_Task prompt_. Copy every record below exactly as written, but leave out the pictures.

(Stored records)
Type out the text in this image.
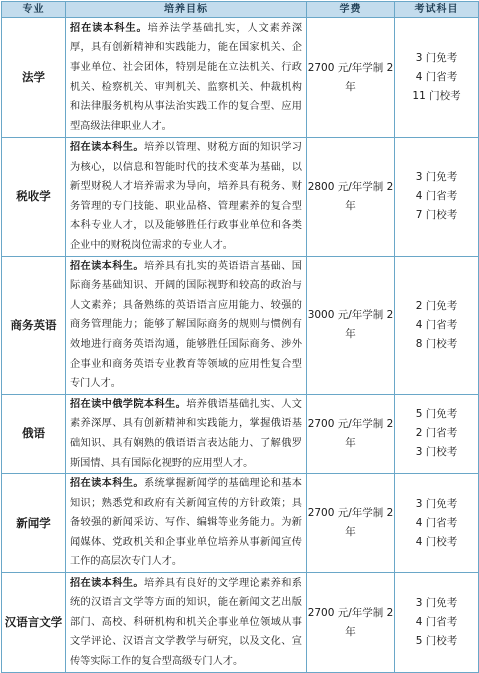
专业	培养目标	学费	考试科目
法学	招在读本科生。培养法学基础扎实，人文素养深厚，具有创新精神和实践能力，能在国家机关、企事业单位、社会团体，特别是能在立法机关、行政机关、检察机关、审判机关、监察机关、仲裁机构和法律服务机构从事法治实践工作的复合型、应用型高级法律职业人才。	2700 元/年学制 2 年	3 门免考
4 门省考
11 门校考

税收学	招在读本科生。培养以管理、财税方面的知识学习为核心，以信息和智能时代的技术变革为基础，以新型财税人才培养需求为导向，培养具有税务、财务管理的专门技能、职业品格、管理素养的复合型本科专业人才，以及能够胜任行政事业单位和各类企业中的财税岗位需求的专业人才。	2800 元/年学制 2 年	3 门免考
4 门省考
7 门校考

商务英语	招在读本科生。培养具有扎实的英语语言基础、国际商务基础知识、开阔的国际视野和较高的政治与人文素养；具备熟练的英语语言应用能力、较强的商务管理能力；能够了解国际商务的规则与惯例有效地进行商务英语沟通，能够胜任国际商务、涉外企事业和商务英语专业教育等领域的应用性复合型专门人才。	3000 元/年学制 2 年	2 门免考
4 门省考
8 门校考

俄语	招在读中俄学院本科生。培养俄语基础扎实、人文素养深厚、具有创新精神和实践能力，掌握俄语基础知识、具有娴熟的俄语语言表达能力、了解俄罗斯国情、具有国际化视野的应用型人才。	2700 元/年学制 2 年	5 门免考
2 门省考
3 门校考

新闻学	招在读本科生。系统掌握新闻学的基础理论和基本知识；熟悉党和政府有关新闻宣传的方针政策；具备较强的新闻采访、写作、编辑等业务能力。为新闻媒体、党政机关和企事业单位培养从事新闻宣传工作的高层次专门人才。	2700 元/年学制 2 年	3 门免考
4 门省考
4 门校考

汉语言文学	招在读本科生。培养具有良好的文学理论素养和系统的汉语言文学等方面的知识，能在新闻文艺出版部门、高校、科研机构和机关企事业单位领域从事文学评论、汉语言文学教学与研究，以及文化、宣传等实际工作的复合型高级专门人才。	2700 元/年学制 2 年	3 门免考
4 门省考
5 门校考
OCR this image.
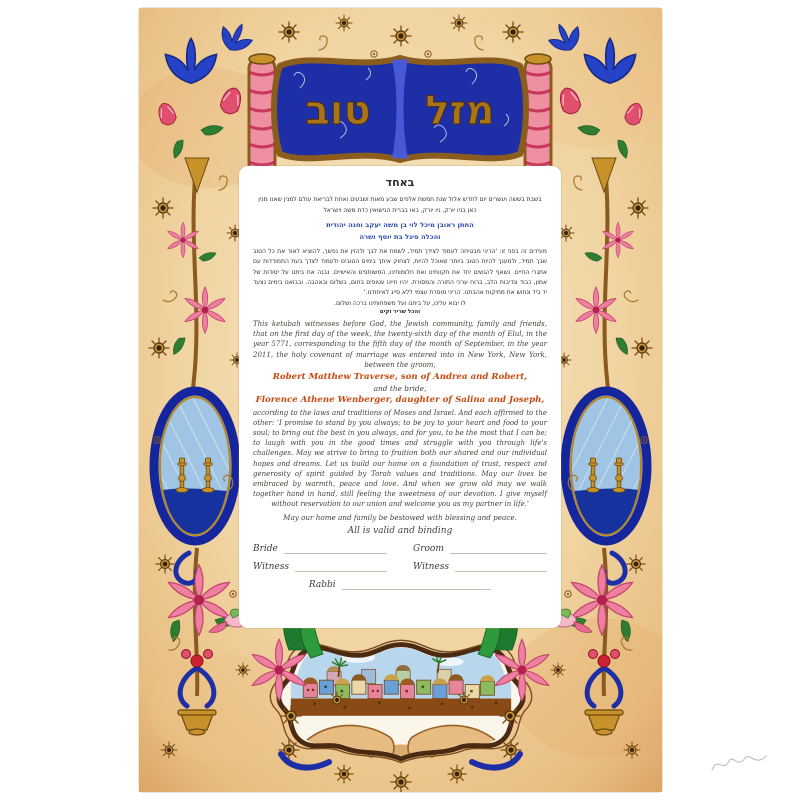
מזל
טוב

באחד

בשבת בששה ועשרים יום לחדש אלול שנת חמשת אלפים שבע מאות ושבעים ואחת לבריאת עולם למנין שאנו מנין כאן בניו יורק, ניו יורק, באו בברית הנישואין כדת משה וישראל

החתן ראובן מיכל לוי בן משה יעקב וחנה יהודית

והכלה פיגל בת יוסף ושרה

מעידים זה בפני זו: 'הריני מבטיחה לעמוד לצידך תמיד, לשמח את לבך ולהזין את נפשך, להוציא לאור את כל הטוב שבך תמיד, ולמענך להיות הטוב ביותר שאוכל להיות, לצחוק איתך בימים הטובים ולעמוד לצדך בעת התמודדות עם אתגרי החיים. נשאף להגשים יחד את תקוותינו ואת חלומותינו, המשותפים והאישיים. נבנה את ביתנו על יסודות של אמון, כבוד ונדיבות הלב, ברוח ערכי התורה והמסורת. יהיו חיינו עטופים בחום, בשלום ובאהבה. ובבואנו בימים נצעד יד ביד ונחוש את מתיקות אהבתנו. הריני מוסרת עצמי ללא סייג לאיחודנו.'

לו יבוא עלינו, על ביתנו ועל משפחותינו ברכה ושלום.

והכל שריר וקים

This ketubah witnesses before God, the Jewish community, family and friends, that on the first day of the week, the twenty-sixth day of the month of Elul, in the year 5771, corresponding to the fifth day of the month of September, in the year 2011, the holy covenant of marriage was entered into in New York, New York, between the groom,

Robert Matthew Traverse, son of Andrea and Robert,

and the bride,

Florence Athene Wenberger, daughter of Salina and Joseph,

according to the laws and traditions of Moses and Israel. And each affirmed to the other: 'I promise to stand by you always; to be joy to your heart and food to your soul; to bring out the best in you always, and for you, to be the most that I can be; to laugh with you in the good times and struggle with you through life's challenges. May we strive to bring to fruition both our shared and our individual hopes and dreams. Let us build our home on a foundation of trust, respect and generosity of spirit guided by Torah values and traditions. May our lives be embraced by warmth, peace and love. And when we grow old may we walk together hand in hand, still feeling the sweetness of our devotion. I give myself without reservation to our union and welcome you as my partner in life.'

May our home and family be bestowed with blessing and peace.

All is valid and binding

Bride	Groom
Witness	Witness
Rabbi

_Written reply_.
Type out the text in this image.
专业	培养目标	学费	考试科目
法学	招在读本科生。培养法学基础扎实，人文素养深厚，具有创新精神和实践能力，能在国家机关、企事业单位、社会团体，特别是能在立法机关、行政机关、检察机关、审判机关、监察机关、仲裁机构和法律服务机构从事法治实践工作的复合型、应用型高级法律职业人才。	2700 元/年学制 2 年	3 门免考
4 门省考
11 门校考

税收学	招在读本科生。培养以管理、财税方面的知识学习为核心，以信息和智能时代的技术变革为基础，以新型财税人才培养需求为导向，培养具有税务、财务管理的专门技能、职业品格、管理素养的复合型本科专业人才，以及能够胜任行政事业单位和各类企业中的财税岗位需求的专业人才。	2800 元/年学制 2 年	3 门免考
4 门省考
7 门校考

商务英语	招在读本科生。培养具有扎实的英语语言基础、国际商务基础知识、开阔的国际视野和较高的政治与人文素养；具备熟练的英语语言应用能力、较强的商务管理能力；能够了解国际商务的规则与惯例有效地进行商务英语沟通，能够胜任国际商务、涉外企事业和商务英语专业教育等领域的应用性复合型专门人才。	3000 元/年学制 2 年	2 门免考
4 门省考
8 门校考

俄语	招在读中俄学院本科生。培养俄语基础扎实、人文素养深厚、具有创新精神和实践能力，掌握俄语基础知识、具有娴熟的俄语语言表达能力、了解俄罗斯国情、具有国际化视野的应用型人才。	2700 元/年学制 2 年	5 门免考
2 门省考
3 门校考

新闻学	招在读本科生。系统掌握新闻学的基础理论和基本知识；熟悉党和政府有关新闻宣传的方针政策；具备较强的新闻采访、写作、编辑等业务能力。为新闻媒体、党政机关和企事业单位培养从事新闻宣传工作的高层次专门人才。	2700 元/年学制 2 年	3 门免考
4 门省考
4 门校考

汉语言文学	招在读本科生。培养具有良好的文学理论素养和系统的汉语言文学等方面的知识，能在新闻文艺出版部门、高校、科研机构和机关企事业单位领域从事文学评论、汉语言文学教学与研究，以及文化、宣传等实际工作的复合型高级专门人才。	2700 元/年学制 2 年	3 门免考
4 门省考
5 门校考
OCR this image.
מזל
טוב

באחד

בשבת בששה ועשרים יום לחדש אלול שנת חמשת אלפים שבע מאות ושבעים ואחת לבריאת עולם למנין שאנו מנין כאן בניו יורק, ניו יורק, באו בברית הנישואין כדת משה וישראל

החתן ראובן מיכל לוי בן משה יעקב וחנה יהודית

והכלה פיגל בת יוסף ושרה

מעידים זה בפני זו: 'הריני מבטיחה לעמוד לצידך תמיד, לשמח את לבך ולהזין את נפשך, להוציא לאור את כל הטוב שבך תמיד, ולמענך להיות הטוב ביותר שאוכל להיות, לצחוק איתך בימים הטובים ולעמוד לצדך בעת התמודדות עם אתגרי החיים. נשאף להגשים יחד את תקוותינו ואת חלומותינו, המשותפים והאישיים. נבנה את ביתנו על יסודות של אמון, כבוד ונדיבות הלב, ברוח ערכי התורה והמסורת. יהיו חיינו עטופים בחום, בשלום ובאהבה. ובבואנו בימים נצעד יד ביד ונחוש את מתיקות אהבתנו. הריני מוסרת עצמי ללא סייג לאיחודנו.'

לו יבוא עלינו, על ביתנו ועל משפחותינו ברכה ושלום.

והכל שריר וקים

This ketubah witnesses before God, the Jewish community, family and friends, that on the first day of the week, the twenty-sixth day of the month of Elul, in the year 5771, corresponding to the fifth day of the month of September, in the year 2011, the holy covenant of marriage was entered into in New York, New York, between the groom,

Robert Matthew Traverse, son of Andrea and Robert,

and the bride,

Florence Athene Wenberger, daughter of Salina and Joseph,

according to the laws and traditions of Moses and Israel. And each affirmed to the other: 'I promise to stand by you always; to be joy to your heart and food to your soul; to bring out the best in you always, and for you, to be the most that I can be; to laugh with you in the good times and struggle with you through life's challenges. May we strive to bring to fruition both our shared and our individual hopes and dreams. Let us build our home on a foundation of trust, respect and generosity of spirit guided by Torah values and traditions. May our lives be embraced by warmth, peace and love. And when we grow old may we walk together hand in hand, still feeling the sweetness of our devotion. I give myself without reservation to our union and welcome you as my partner in life.'

May our home and family be bestowed with blessing and peace.

All is valid and binding

Bride	Groom
Witness	Witness
Rabbi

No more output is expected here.